### WHAT THE TASK ASKS
Make an exact copy of the entries below with the pictures removed.

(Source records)
— Start —
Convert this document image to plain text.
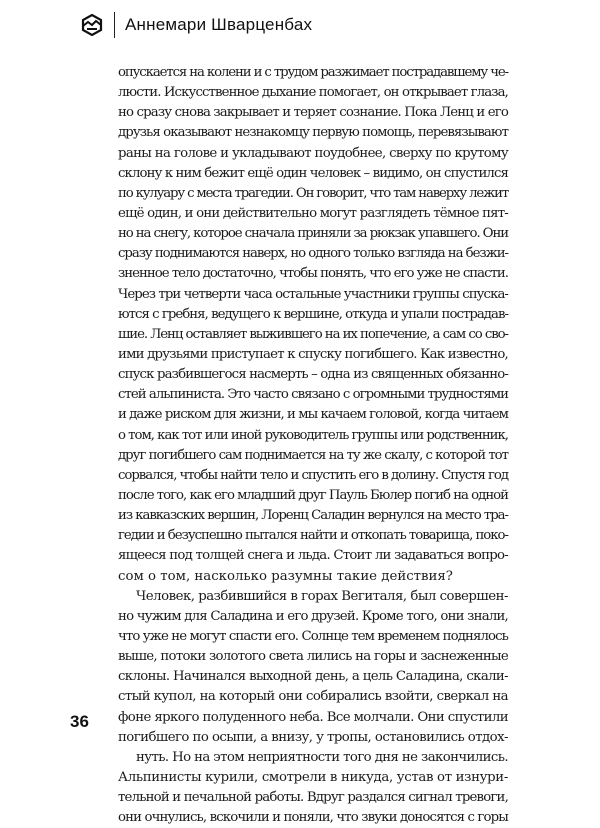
Аннемари Шварценбах
опускается на колени и с трудом разжимает пострадавшему че-
люсти. Искусственное дыхание помогает, он открывает глаза,
но сразу снова закрывает и теряет сознание. Пока Ленц и его
друзья оказывают незнакомцу первую помощь, перевязывают
раны на голове и укладывают поудобнее, сверху по крутому
склону к ним бежит ещё один человек – видимо, он спустился
по кулуару с места трагедии. Он говорит, что там наверху лежит
ещё один, и они действительно могут разглядеть тёмное пят-
но на снегу, которое сначала приняли за рюкзак упавшего. Они
сразу поднимаются наверх, но одного только взгляда на безжи-
зненное тело достаточно, чтобы понять, что его уже не спасти.
Через три четверти часа остальные участники группы спуска-
ются с гребня, ведущего к вершине, откуда и упали пострадав-
шие. Ленц оставляет выжившего на их попечение, а сам со сво-
ими друзьями приступает к спуску погибшего. Как известно,
спуск разбившегося насмерть – одна из священных обязанно-
стей альпиниста. Это часто связано с огромными трудностями
и даже риском для жизни, и мы качаем головой, когда читаем
о том, как тот или иной руководитель группы или родственник,
друг погибшего сам поднимается на ту же скалу, с которой тот
сорвался, чтобы найти тело и спустить его в долину. Спустя год
после того, как его младший друг Пауль Бюлер погиб на одной
из кавказских вершин, Лоренц Саладин вернулся на место тра-
гедии и безуспешно пытался найти и откопать товарища, поко-
ящееся под толщей снега и льда. Стоит ли задаваться вопро-
сом о том, насколько разумны такие действия?
Человек, разбившийся в горах Вегиталя, был совершен-
но чужим для Саладина и его друзей. Кроме того, они знали,
что уже не могут спасти его. Солнце тем временем поднялось
выше, потоки золотого света лились на горы и заснеженные
склоны. Начинался выходной день, а цель Саладина, скали-
стый купол, на который они собирались взойти, сверкал на
фоне яркого полуденного неба. Все молчали. Они спустили
погибшего по осыпи, а внизу, у тропы, остановились отдох-
нуть. Но на этом неприятности того дня не закончились.
Альпинисты курили, смотрели в никуда, устав от изнури-
тельной и печальной работы. Вдруг раздался сигнал тревоги,
они очнулись, вскочили и поняли, что звуки доносятся с горы
36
— End —
### SOLVED EXERCISE
Convert this document image to plain text.
Аннемари Шварценбах
опускается на колени и с трудом разжимает пострадавшему че-
люсти. Искусственное дыхание помогает, он открывает глаза,
но сразу снова закрывает и теряет сознание. Пока Ленц и его
друзья оказывают незнакомцу первую помощь, перевязывают
раны на голове и укладывают поудобнее, сверху по крутому
склону к ним бежит ещё один человек – видимо, он спустился
по кулуару с места трагедии. Он говорит, что там наверху лежит
ещё один, и они действительно могут разглядеть тёмное пят-
но на снегу, которое сначала приняли за рюкзак упавшего. Они
сразу поднимаются наверх, но одного только взгляда на безжи-
зненное тело достаточно, чтобы понять, что его уже не спасти.
Через три четверти часа остальные участники группы спуска-
ются с гребня, ведущего к вершине, откуда и упали пострадав-
шие. Ленц оставляет выжившего на их попечение, а сам со сво-
ими друзьями приступает к спуску погибшего. Как известно,
спуск разбившегося насмерть – одна из священных обязанно-
стей альпиниста. Это часто связано с огромными трудностями
и даже риском для жизни, и мы качаем головой, когда читаем
о том, как тот или иной руководитель группы или родственник,
друг погибшего сам поднимается на ту же скалу, с которой тот
сорвался, чтобы найти тело и спустить его в долину. Спустя год
после того, как его младший друг Пауль Бюлер погиб на одной
из кавказских вершин, Лоренц Саладин вернулся на место тра-
гедии и безуспешно пытался найти и откопать товарища, поко-
ящееся под толщей снега и льда. Стоит ли задаваться вопро-
сом о том, насколько разумны такие действия?
Человек, разбившийся в горах Вегиталя, был совершен-
но чужим для Саладина и его друзей. Кроме того, они знали,
что уже не могут спасти его. Солнце тем временем поднялось
выше, потоки золотого света лились на горы и заснеженные
склоны. Начинался выходной день, а цель Саладина, скали-
стый купол, на который они собирались взойти, сверкал на
фоне яркого полуденного неба. Все молчали. Они спустили
погибшего по осыпи, а внизу, у тропы, остановились отдох-
нуть. Но на этом неприятности того дня не закончились.
Альпинисты курили, смотрели в никуда, устав от изнури-
тельной и печальной работы. Вдруг раздался сигнал тревоги,
они очнулись, вскочили и поняли, что звуки доносятся с горы
36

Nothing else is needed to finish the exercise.